** Problems and tasks **
**a)** List the measures that the poster abstract on GLP1 analogues names as the target of its study.
**b)** Write the next part of the poster abstract on GLP1 analogues, picking up after its last sentence.

** Selected excerpt **
◇ ◇ ◇ ◇ ◇
ECE2013 Poster Presentations Cardiovascular Endocrinology & Lipid Metabolism (41 abstracts)
1Dr Peset University Hospital, Valencia, Spain; 2Manises Hospital, Valencia, Spain.
Background and objective: The upcoming new marketing presentations GLP1 analogues with a dosage more comfortable for patients, we wanted to revise the two we currently have on the market. The target of this study is to determinate glicated hemoglobin (HbA1c) at 6 months of treatment, changes in weight, body mass index (BMI) and tolerance.
Design and methods: Observational study that included 60 patients with diabetes mellitus type 2 followed in two Internal Medicine Service. The inclusion of patients was consecutive until achieve 30 patients with each of the treatments. Dose reached: Exenatide 10 μg twice daily and Liraglutide 1.2 mg daily. Determinations baseline and 6 months of treatment.
◇ ◇ ◇ ◇ ◇
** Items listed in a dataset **

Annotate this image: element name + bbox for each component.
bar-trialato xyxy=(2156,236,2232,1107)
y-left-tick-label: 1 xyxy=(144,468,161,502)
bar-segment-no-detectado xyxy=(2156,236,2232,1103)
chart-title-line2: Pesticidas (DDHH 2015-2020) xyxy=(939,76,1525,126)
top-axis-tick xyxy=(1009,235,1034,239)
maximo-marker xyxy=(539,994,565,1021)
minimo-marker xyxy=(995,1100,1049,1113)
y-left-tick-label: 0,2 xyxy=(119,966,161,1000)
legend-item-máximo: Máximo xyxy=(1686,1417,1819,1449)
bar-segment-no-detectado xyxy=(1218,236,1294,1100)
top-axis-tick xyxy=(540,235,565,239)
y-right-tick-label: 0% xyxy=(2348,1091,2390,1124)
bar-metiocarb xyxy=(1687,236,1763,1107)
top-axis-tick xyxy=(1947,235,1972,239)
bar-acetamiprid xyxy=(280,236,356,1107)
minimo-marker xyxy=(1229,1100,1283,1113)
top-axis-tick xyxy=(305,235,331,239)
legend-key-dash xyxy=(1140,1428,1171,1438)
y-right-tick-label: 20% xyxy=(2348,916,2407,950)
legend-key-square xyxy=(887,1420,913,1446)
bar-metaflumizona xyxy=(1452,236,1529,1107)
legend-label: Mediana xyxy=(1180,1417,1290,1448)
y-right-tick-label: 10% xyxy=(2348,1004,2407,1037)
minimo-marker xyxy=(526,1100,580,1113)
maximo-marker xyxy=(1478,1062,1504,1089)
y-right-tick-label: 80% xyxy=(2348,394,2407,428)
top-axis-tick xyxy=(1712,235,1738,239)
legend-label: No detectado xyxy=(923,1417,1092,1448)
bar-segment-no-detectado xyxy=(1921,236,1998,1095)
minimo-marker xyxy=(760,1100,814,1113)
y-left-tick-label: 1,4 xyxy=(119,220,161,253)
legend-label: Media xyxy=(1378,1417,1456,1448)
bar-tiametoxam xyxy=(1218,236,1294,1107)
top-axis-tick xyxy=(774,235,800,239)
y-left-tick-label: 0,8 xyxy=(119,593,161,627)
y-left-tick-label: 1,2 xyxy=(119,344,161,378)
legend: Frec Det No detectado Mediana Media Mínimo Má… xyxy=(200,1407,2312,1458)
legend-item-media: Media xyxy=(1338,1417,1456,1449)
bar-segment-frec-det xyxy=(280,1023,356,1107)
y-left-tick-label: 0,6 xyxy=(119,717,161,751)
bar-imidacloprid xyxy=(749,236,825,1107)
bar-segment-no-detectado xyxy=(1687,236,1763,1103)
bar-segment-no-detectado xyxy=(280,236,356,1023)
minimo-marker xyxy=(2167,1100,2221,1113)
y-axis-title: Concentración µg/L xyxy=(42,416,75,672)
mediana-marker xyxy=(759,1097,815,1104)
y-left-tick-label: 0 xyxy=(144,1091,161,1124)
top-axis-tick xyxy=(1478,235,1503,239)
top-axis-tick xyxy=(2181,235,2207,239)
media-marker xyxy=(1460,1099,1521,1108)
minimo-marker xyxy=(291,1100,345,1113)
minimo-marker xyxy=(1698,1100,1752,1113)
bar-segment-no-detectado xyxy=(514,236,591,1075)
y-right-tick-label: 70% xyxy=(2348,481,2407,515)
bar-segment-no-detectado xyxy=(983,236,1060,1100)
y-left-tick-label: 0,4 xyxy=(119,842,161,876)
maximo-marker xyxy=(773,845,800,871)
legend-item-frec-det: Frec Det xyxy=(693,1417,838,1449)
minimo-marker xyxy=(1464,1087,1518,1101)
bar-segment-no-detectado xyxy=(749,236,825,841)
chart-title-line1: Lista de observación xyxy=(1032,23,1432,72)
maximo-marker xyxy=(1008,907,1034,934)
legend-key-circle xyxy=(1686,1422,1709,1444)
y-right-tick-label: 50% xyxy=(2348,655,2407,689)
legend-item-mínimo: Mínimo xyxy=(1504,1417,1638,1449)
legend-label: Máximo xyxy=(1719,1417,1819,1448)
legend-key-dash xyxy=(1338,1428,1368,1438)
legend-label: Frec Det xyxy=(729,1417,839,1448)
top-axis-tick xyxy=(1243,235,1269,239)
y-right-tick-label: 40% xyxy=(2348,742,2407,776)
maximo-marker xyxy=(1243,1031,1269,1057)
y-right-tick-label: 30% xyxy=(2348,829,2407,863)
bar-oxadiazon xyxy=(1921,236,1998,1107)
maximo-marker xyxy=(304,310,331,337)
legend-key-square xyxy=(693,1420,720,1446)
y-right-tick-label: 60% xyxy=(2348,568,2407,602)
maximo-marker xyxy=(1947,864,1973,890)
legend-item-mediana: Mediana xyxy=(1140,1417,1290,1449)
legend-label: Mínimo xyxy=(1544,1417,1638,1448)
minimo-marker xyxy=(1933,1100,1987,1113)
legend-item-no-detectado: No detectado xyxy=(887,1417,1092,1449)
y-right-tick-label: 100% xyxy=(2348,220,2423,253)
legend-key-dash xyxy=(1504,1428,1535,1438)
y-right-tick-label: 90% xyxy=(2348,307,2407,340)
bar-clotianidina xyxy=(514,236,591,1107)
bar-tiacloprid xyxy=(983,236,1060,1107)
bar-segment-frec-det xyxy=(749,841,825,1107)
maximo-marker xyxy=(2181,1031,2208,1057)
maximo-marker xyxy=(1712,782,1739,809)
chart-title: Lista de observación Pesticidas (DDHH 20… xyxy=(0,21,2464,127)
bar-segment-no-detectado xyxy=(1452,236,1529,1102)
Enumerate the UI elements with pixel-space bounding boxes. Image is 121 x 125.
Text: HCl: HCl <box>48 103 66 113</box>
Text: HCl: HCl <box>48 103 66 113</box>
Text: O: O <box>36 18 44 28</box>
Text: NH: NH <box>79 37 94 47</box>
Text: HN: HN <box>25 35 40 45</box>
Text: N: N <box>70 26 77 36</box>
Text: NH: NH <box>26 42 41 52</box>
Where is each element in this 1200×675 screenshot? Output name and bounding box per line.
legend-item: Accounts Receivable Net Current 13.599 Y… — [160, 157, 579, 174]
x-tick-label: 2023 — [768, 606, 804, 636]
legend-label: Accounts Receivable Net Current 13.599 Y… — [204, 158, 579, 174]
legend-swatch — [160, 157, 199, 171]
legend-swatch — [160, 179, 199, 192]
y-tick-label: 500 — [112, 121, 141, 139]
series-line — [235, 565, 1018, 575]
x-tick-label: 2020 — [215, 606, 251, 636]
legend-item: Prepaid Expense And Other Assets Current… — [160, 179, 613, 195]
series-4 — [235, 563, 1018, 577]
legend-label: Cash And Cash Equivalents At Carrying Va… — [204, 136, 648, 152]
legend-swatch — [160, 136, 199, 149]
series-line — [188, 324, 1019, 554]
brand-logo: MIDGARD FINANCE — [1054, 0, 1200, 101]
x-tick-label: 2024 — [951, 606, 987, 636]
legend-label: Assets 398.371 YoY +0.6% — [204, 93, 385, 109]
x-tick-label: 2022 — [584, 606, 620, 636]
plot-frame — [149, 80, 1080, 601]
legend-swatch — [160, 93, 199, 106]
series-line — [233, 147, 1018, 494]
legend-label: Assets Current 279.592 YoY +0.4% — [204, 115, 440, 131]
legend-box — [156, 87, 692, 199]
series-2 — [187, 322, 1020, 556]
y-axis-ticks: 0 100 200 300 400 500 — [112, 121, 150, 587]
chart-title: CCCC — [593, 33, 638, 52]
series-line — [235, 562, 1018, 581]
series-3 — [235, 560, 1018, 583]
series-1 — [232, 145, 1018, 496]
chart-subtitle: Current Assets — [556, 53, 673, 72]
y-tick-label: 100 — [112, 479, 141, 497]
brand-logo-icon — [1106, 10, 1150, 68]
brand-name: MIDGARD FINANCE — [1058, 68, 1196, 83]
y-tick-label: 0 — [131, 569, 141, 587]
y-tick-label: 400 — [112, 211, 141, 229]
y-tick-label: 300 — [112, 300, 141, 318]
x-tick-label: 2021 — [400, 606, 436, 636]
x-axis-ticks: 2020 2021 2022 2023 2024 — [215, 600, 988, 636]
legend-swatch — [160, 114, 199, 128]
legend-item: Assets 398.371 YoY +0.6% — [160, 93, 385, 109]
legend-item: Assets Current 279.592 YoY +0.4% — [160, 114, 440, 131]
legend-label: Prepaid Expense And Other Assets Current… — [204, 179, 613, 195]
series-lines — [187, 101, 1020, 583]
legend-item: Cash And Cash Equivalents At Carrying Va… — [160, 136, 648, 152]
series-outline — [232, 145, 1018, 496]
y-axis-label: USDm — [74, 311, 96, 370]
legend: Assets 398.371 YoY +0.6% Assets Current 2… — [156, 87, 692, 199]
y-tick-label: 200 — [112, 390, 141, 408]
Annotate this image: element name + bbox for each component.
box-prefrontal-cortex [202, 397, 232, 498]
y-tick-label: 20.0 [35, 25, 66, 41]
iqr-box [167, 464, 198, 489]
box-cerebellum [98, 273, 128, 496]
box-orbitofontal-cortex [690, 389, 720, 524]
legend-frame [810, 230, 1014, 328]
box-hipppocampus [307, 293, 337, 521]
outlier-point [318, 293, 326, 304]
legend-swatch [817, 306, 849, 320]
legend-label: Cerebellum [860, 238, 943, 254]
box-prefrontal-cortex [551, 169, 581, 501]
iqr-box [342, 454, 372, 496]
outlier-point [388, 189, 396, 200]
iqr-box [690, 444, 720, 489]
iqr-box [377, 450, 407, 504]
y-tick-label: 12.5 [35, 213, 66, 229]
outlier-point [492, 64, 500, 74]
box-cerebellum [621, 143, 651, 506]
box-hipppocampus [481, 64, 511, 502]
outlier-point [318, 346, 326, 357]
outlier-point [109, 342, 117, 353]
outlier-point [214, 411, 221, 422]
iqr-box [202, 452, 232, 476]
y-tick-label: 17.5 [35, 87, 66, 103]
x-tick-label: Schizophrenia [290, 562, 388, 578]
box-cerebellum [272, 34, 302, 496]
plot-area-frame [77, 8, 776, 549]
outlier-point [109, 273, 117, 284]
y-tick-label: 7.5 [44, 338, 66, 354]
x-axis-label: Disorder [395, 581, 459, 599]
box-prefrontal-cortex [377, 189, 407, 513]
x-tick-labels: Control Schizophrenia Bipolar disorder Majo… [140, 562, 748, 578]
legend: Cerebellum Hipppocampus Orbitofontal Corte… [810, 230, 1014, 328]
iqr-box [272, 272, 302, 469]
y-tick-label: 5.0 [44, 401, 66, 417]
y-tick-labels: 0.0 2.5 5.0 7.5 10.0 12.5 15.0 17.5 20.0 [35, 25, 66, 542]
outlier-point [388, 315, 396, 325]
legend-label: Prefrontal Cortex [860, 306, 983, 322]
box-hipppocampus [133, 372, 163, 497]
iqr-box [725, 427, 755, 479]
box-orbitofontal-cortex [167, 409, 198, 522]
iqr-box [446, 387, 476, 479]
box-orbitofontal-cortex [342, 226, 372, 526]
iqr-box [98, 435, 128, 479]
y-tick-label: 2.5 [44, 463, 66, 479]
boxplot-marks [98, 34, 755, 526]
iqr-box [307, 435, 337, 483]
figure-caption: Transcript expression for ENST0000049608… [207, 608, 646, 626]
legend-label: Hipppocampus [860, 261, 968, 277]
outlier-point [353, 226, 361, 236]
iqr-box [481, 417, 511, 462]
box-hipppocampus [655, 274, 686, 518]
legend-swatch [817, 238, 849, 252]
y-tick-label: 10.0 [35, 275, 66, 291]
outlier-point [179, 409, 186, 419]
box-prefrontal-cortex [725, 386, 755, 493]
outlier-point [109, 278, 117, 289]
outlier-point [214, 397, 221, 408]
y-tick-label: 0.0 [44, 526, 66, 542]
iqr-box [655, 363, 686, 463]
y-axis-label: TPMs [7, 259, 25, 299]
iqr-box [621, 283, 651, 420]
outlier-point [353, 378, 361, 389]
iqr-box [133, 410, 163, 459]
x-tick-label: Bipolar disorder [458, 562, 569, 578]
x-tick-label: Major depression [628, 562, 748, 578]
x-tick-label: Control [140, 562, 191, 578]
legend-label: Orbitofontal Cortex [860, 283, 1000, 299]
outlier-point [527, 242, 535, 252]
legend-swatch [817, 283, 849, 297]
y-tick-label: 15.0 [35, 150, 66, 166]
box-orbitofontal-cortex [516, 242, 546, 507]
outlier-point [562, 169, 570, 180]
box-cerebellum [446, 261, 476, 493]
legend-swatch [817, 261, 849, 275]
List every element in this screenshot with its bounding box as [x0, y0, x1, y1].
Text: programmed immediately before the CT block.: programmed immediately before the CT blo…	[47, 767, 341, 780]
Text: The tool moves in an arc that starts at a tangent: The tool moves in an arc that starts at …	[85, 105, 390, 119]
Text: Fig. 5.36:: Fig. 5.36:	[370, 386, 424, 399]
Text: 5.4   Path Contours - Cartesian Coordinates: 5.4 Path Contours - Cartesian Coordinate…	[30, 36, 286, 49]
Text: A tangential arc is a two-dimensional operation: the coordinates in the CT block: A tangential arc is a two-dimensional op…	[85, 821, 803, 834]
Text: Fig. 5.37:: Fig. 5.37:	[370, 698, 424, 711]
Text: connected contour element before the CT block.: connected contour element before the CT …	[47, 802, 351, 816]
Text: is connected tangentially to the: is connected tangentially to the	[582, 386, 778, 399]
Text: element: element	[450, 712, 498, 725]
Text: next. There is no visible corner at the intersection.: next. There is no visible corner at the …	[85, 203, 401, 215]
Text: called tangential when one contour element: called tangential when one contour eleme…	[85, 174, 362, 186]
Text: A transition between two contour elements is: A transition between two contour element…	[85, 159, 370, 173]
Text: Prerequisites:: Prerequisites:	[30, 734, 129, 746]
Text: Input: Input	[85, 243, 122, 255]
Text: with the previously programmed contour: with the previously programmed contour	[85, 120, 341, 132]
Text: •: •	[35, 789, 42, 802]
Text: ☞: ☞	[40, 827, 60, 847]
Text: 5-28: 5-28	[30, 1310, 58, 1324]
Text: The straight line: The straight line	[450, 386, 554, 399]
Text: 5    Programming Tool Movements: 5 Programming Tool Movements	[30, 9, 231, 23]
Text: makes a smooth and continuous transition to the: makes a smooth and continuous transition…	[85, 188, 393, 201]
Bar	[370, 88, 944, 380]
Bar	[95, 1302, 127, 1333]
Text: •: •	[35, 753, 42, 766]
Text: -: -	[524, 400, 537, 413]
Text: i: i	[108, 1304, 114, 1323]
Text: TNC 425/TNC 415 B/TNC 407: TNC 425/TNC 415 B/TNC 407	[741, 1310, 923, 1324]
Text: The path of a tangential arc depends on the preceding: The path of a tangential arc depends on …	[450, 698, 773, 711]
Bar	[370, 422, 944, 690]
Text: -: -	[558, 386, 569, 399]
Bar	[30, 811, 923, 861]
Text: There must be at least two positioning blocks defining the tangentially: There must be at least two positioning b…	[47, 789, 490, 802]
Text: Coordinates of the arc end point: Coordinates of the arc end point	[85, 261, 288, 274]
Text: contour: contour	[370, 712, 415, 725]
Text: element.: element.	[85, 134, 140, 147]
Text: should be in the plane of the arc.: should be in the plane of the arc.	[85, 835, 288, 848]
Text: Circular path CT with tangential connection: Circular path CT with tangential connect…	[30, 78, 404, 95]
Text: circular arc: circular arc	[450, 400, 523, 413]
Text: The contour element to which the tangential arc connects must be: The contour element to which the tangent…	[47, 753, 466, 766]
◇ ◇ ◇ ◇ ◇
** Your responses **
**a)**
Glicated hemoglobin (HbA1c) at 6 months of treatment
Changes in weight
Body mass index (BMI)
Tolerance

**b)**
Results: Baseline data: Exenatide/Liraglutide (weight 102.61/105.73, BMI 38.19/41.35, fasting glucose 189.56/183.35, HbA1c 8.9±0.6/8, 8±0, 8).
After 6 months with exenatide, the weight loss was 2.99±5.12 kg (P<0.01), BMI reduction 1.36±1.18 kg/m2 (P<0.0001), of HbA1c 0.84%±2.06 (P<0.05) and of fasting glucose 23.63±59.12 mg/dl (P=0.09).
After 6 months with Liraglutide, the weight loss was 3.18±3 kg (P<0.05), BMI reduction 1.18±1.67 kg/m2 (P<0.05), of HbA1c 0.9%±1.9 (P<0.05) and of fasting glucose 27.31±73.18 mg/dl (P<0.05).
Further reduction BMI (0.18±0.77 kg/m2) in the group with Exenatide (P>0.05).
Greater weight loss (0.19±2.18 kg), greater reduction fasting glucose (21.18±3.68 mg/dl) and a HbA1c greater reduction (0.06%±0.610) in the group with Liraglutide (P>0.05).
10 patients (33.3%) had gastrointestinal intolerance in the group treated with Exenatide and 4 (13.33%) in the group treated with Liraglutide (3 gastrointestinal intolerance and 1 dizziness).
5 dropouts for gastrointestinal intolerance and insuficient metabolic control in the group with Exenatide and 3 in the Liraglutide group.
Conclusions: Both drugs have very interesting clinical results in both efficiency (comparable to DPP4) and scarce secondary events. Notably Liraglutide currently offers an additional advantage for their a daily dosing.